→ Task description
Please convert the records below, from the line containing "In the image" through the line containing "218, 304, 236]", into a JSON list of strings with one string per line and blank lines omitted. Leave out the pictures.

→ Provided information
-.-.-
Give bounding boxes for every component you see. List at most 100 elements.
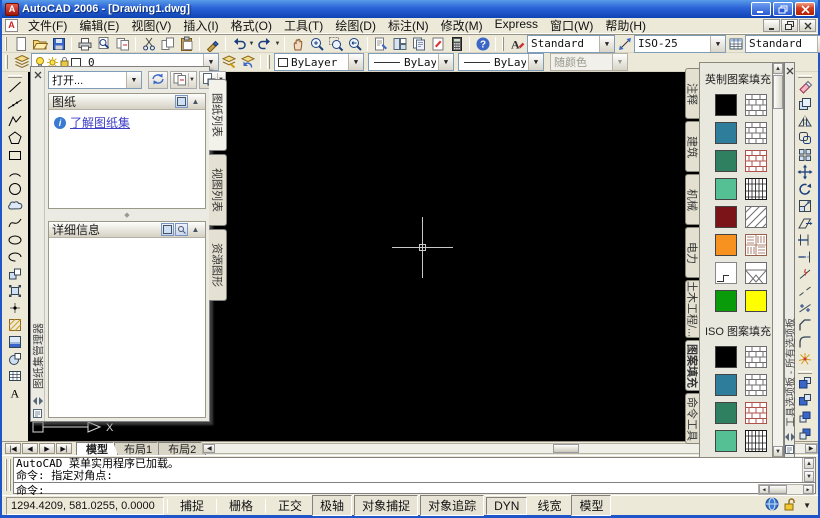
-.-.-
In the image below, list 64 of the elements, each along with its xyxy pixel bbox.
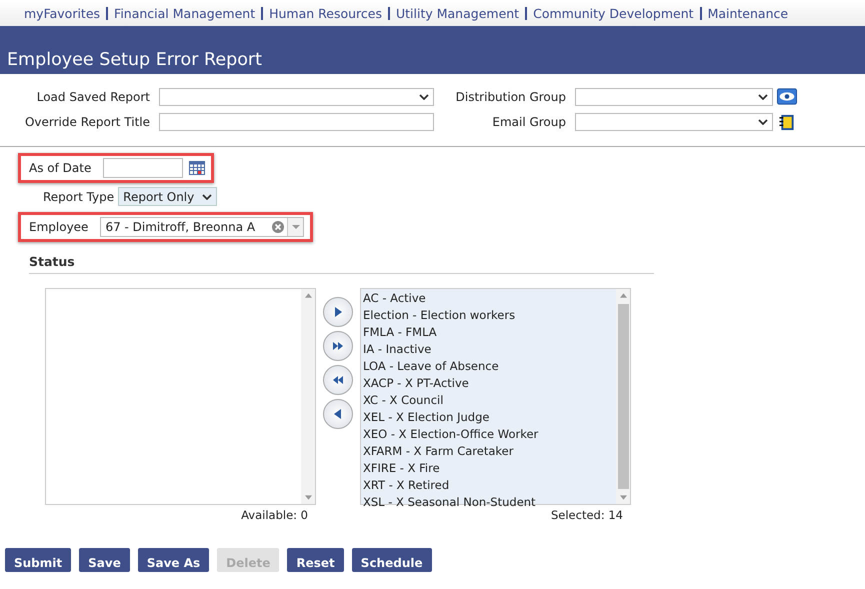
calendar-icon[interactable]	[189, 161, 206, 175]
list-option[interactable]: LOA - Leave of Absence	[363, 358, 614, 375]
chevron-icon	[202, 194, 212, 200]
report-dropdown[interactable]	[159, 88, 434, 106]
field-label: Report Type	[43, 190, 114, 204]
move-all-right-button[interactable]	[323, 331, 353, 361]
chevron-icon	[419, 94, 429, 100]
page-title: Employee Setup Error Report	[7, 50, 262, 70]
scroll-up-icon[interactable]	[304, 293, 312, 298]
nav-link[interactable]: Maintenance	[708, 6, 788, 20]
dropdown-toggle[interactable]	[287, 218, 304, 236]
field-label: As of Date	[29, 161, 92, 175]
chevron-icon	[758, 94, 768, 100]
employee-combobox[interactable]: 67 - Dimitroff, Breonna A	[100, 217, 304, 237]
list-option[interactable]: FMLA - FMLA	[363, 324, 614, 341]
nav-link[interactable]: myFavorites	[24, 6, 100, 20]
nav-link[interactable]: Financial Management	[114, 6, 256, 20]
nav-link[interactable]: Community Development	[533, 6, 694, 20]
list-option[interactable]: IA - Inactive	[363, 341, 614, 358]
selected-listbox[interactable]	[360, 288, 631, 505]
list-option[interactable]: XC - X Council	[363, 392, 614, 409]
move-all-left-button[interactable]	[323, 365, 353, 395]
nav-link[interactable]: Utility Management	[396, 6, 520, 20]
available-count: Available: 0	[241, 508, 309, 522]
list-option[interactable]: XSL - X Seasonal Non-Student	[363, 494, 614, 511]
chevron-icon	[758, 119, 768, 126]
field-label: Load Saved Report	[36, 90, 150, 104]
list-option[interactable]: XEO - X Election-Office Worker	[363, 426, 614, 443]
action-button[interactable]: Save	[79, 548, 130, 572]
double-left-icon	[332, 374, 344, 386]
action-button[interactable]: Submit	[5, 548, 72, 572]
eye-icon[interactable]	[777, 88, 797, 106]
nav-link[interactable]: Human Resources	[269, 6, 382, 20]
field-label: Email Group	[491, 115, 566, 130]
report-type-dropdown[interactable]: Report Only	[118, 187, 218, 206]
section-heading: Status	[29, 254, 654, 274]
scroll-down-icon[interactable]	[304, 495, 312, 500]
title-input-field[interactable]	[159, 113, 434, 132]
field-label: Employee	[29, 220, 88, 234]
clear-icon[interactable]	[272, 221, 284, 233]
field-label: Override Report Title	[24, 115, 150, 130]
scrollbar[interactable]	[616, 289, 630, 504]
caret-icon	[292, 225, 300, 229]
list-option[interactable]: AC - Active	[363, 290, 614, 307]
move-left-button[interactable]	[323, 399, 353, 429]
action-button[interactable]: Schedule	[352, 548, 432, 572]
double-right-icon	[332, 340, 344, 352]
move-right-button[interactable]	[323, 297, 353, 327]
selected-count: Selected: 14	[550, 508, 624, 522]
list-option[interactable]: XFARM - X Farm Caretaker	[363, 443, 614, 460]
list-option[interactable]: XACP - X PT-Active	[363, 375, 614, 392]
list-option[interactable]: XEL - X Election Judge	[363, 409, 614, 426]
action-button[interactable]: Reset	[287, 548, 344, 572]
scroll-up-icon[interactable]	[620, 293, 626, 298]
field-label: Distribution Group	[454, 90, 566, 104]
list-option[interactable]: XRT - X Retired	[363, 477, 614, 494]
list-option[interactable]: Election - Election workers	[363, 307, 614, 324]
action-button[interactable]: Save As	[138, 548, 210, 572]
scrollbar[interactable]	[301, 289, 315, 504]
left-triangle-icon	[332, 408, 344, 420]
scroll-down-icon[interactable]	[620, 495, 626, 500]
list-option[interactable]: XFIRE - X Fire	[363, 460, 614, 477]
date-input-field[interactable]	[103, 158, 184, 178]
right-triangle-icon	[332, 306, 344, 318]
-.-.-
→ Task result
[
  "In the image below, list 64 of the elements, each along with its xyxy pixel bbox.",
  "calendar-icon[interactable]\t[189, 161, 206, 175]",
  "list-option[interactable]: LOA - Leave of Absence\t[363, 358, 614, 375]",
  "chevron-icon\t[202, 194, 212, 200]",
  "report-dropdown[interactable]\t[159, 88, 434, 106]",
  "field-label: Report Type\t[43, 190, 114, 204]",
  "move-all-right-button[interactable]\t[323, 331, 353, 361]",
  "chevron-icon\t[419, 94, 429, 100]",
  "page-title: Employee Setup Error Report\t[7, 50, 262, 70]",
  "scroll-up-icon[interactable]\t[304, 293, 312, 298]",
  "nav-link[interactable]: Maintenance\t[708, 6, 788, 20]",
  "dropdown-toggle[interactable]\t[287, 218, 304, 236]"
]